>> START Entries supplied

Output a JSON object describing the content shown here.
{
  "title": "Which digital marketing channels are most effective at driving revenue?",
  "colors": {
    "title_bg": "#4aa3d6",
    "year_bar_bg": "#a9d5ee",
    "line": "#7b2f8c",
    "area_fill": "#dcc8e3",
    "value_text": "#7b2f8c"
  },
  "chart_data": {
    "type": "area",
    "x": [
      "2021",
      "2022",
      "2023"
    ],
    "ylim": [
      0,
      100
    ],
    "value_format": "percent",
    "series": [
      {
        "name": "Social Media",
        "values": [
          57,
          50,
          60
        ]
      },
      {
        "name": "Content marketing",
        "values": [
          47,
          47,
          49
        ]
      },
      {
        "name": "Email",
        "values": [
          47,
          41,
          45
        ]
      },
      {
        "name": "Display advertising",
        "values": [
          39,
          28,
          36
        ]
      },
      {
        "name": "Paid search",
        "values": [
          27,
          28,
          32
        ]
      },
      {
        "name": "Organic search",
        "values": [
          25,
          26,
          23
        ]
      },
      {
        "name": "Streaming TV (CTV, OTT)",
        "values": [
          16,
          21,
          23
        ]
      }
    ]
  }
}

>> END Entries supplied

Aim: Make an exact copy of all the data.

Exercise result:
Output a JSON object describing the content shown here.
{
  "title": "Which digital marketing channels are most effective at driving revenue?",
  "colors": {
    "title_bg": "#4aa3d6",
    "year_bar_bg": "#a9d5ee",
    "line": "#7b2f8c",
    "area_fill": "#dcc8e3",
    "value_text": "#7b2f8c"
  },
  "chart_data": {
    "type": "area",
    "x": [
      "2021",
      "2022",
      "2023"
    ],
    "ylim": [
      0,
      100
    ],
    "value_format": "percent",
    "series": [
      {
        "name": "Social Media",
        "values": [
          57,
          50,
          60
        ]
      },
      {
        "name": "Content marketing",
        "values": [
          47,
          47,
          49
        ]
      },
      {
        "name": "Email",
        "values": [
          47,
          41,
          45
        ]
      },
      {
        "name": "Display advertising",
        "values": [
          39,
          28,
          36
        ]
      },
      {
        "name": "Paid search",
        "values": [
          27,
          28,
          32
        ]
      },
      {
        "name": "Organic search",
        "values": [
          25,
          26,
          23
        ]
      },
      {
        "name": "Streaming TV (CTV, OTT)",
        "values": [
          16,
          21,
          23
        ]
      }
    ]
  }
}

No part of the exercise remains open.